- _Instructions to follow_:
Copy out the data exactly, leaving the pictures behind.

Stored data
----------

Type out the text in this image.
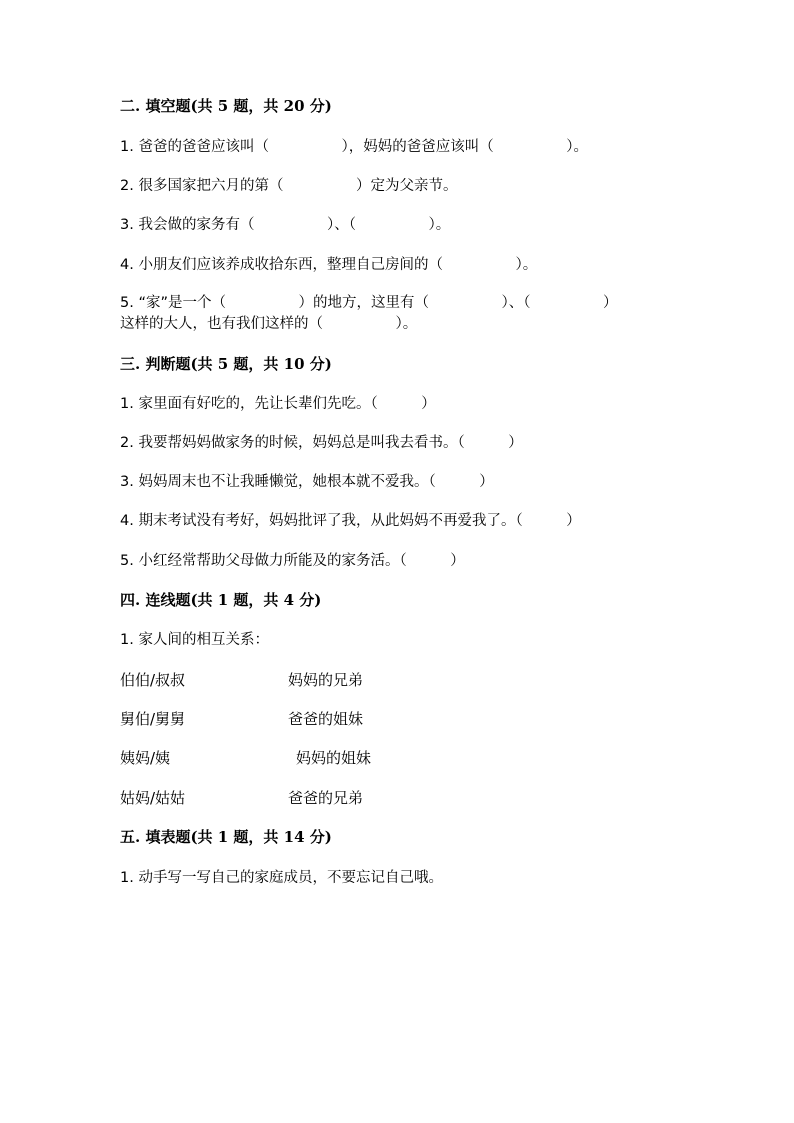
二. 填空题(共 5 题，共 20 分)
1. 爸爸的爸爸应该叫（　　　　　），妈妈的爸爸应该叫（　　　　　）。
2. 很多国家把六月的第（　　　　　）定为父亲节。
3. 我会做的家务有（　　　　　）、（　　　　　）。
4. 小朋友们应该养成收拾东西，整理自己房间的（　　　　　）。
5. “家”是一个（　　　　　）的地方，这里有（　　　　　）、（　　　　　）
这样的大人，也有我们这样的（　　　　　）。
三. 判断题(共 5 题，共 10 分)
1. 家里面有好吃的，先让长辈们先吃。（　　　）
2. 我要帮妈妈做家务的时候，妈妈总是叫我去看书。（　　　）
3. 妈妈周末也不让我睡懒觉，她根本就不爱我。（　　　）
4. 期末考试没有考好，妈妈批评了我，从此妈妈不再爱我了。（　　　）
5. 小红经常帮助父母做力所能及的家务活。（　　　）
四. 连线题(共 1 题，共 4 分)
1. 家人间的相互关系：
伯伯/叔叔	妈妈的兄弟
舅伯/舅舅	爸爸的姐妹
姨妈/姨	妈妈的姐妹
姑妈/姑姑	爸爸的兄弟
五. 填表题(共 1 题，共 14 分)
1. 动手写一写自己的家庭成员，不要忘记自己哦。
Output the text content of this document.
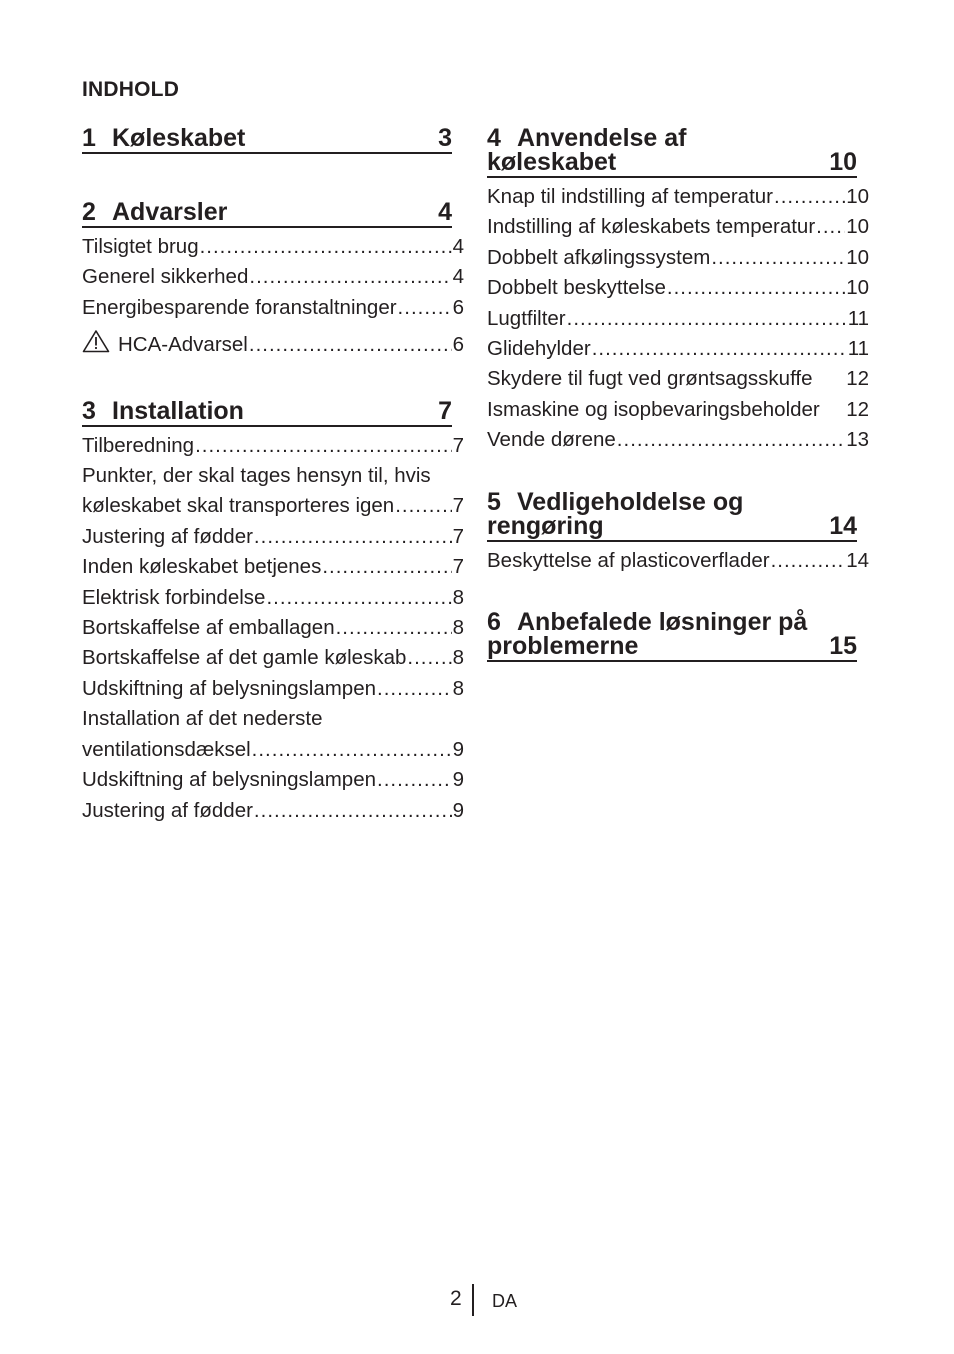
INDHOLD
1 Køleskabet	3
2 Advarsler	4
Tilsigtet brug .....	4
Generel sikkerhed .....	4
Energibesparende foranstaltninger .....	6
HCA-Advarsel .....	6
3 Installation	7
Tilberedning .....	7
Punkter, der skal tages hensyn til, hvis
køleskabet skal transporteres igen .....	7
Justering af fødder .....	7
Inden køleskabet betjenes .....	7
Elektrisk forbindelse .....	8
Bortskaffelse af emballagen .....	8
Bortskaffelse af det gamle køleskab ..... 8
Udskiftning af belysningslampen .....	8
Installation af det nederste
ventilationsdæksel .....	9
Udskiftning af belysningslampen .....	9
Justering af fødder .....	9
4 Anvendelse af
køleskabet	10
Knap til indstilling af temperatur .....	10
Indstilling af køleskabets temperatur ..... 10
Dobbelt afkølingssystem .....	10
Dobbelt beskyttelse .....	10
Lugtfilter .....	11
Glidehylder .....	11
Skydere til fugt ved grøntsagsskuffe 12
Ismaskine og isopbevaringsbeholder 12
Vende dørene .....	13
5 Vedligeholdelse og
rengøring	14
Beskyttelse af plasticoverflader .....	14
6 Anbefalede løsninger på
problemerne	15
2 DA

----------

- _Task answer_:
Type out the text in this image.
二. 填空题(共 5 题，共 20 分)
1. 爸爸的爸爸应该叫（　　　　　），妈妈的爸爸应该叫（　　　　　）。
2. 很多国家把六月的第（　　　　　）定为父亲节。
3. 我会做的家务有（　　　　　）、（　　　　　）。
4. 小朋友们应该养成收拾东西，整理自己房间的（　　　　　）。
5. “家”是一个（　　　　　）的地方，这里有（　　　　　）、（　　　　　）
这样的大人，也有我们这样的（　　　　　）。
三. 判断题(共 5 题，共 10 分)
1. 家里面有好吃的，先让长辈们先吃。（　　　）
2. 我要帮妈妈做家务的时候，妈妈总是叫我去看书。（　　　）
3. 妈妈周末也不让我睡懒觉，她根本就不爱我。（　　　）
4. 期末考试没有考好，妈妈批评了我，从此妈妈不再爱我了。（　　　）
5. 小红经常帮助父母做力所能及的家务活。（　　　）
四. 连线题(共 1 题，共 4 分)
1. 家人间的相互关系：
伯伯/叔叔	妈妈的兄弟
舅伯/舅舅	爸爸的姐妹
姨妈/姨	妈妈的姐妹
姑妈/姑姑	爸爸的兄弟
五. 填表题(共 1 题，共 14 分)
1. 动手写一写自己的家庭成员，不要忘记自己哦。
Output the text content of this document.
INDHOLD
1 Køleskabet	3
2 Advarsler	4
Tilsigtet brug .....	4
Generel sikkerhed .....	4
Energibesparende foranstaltninger .....	6
HCA-Advarsel .....	6
3 Installation	7
Tilberedning .....	7
Punkter, der skal tages hensyn til, hvis
køleskabet skal transporteres igen .....	7
Justering af fødder .....	7
Inden køleskabet betjenes .....	7
Elektrisk forbindelse .....	8
Bortskaffelse af emballagen .....	8
Bortskaffelse af det gamle køleskab ..... 8
Udskiftning af belysningslampen .....	8
Installation af det nederste
ventilationsdæksel .....	9
Udskiftning af belysningslampen .....	9
Justering af fødder .....	9
4 Anvendelse af
køleskabet	10
Knap til indstilling af temperatur .....	10
Indstilling af køleskabets temperatur ..... 10
Dobbelt afkølingssystem .....	10
Dobbelt beskyttelse .....	10
Lugtfilter .....	11
Glidehylder .....	11
Skydere til fugt ved grøntsagsskuffe 12
Ismaskine og isopbevaringsbeholder 12
Vende dørene .....	13
5 Vedligeholdelse og
rengøring	14
Beskyttelse af plasticoverflader .....	14
6 Anbefalede løsninger på
problemerne	15
2 DA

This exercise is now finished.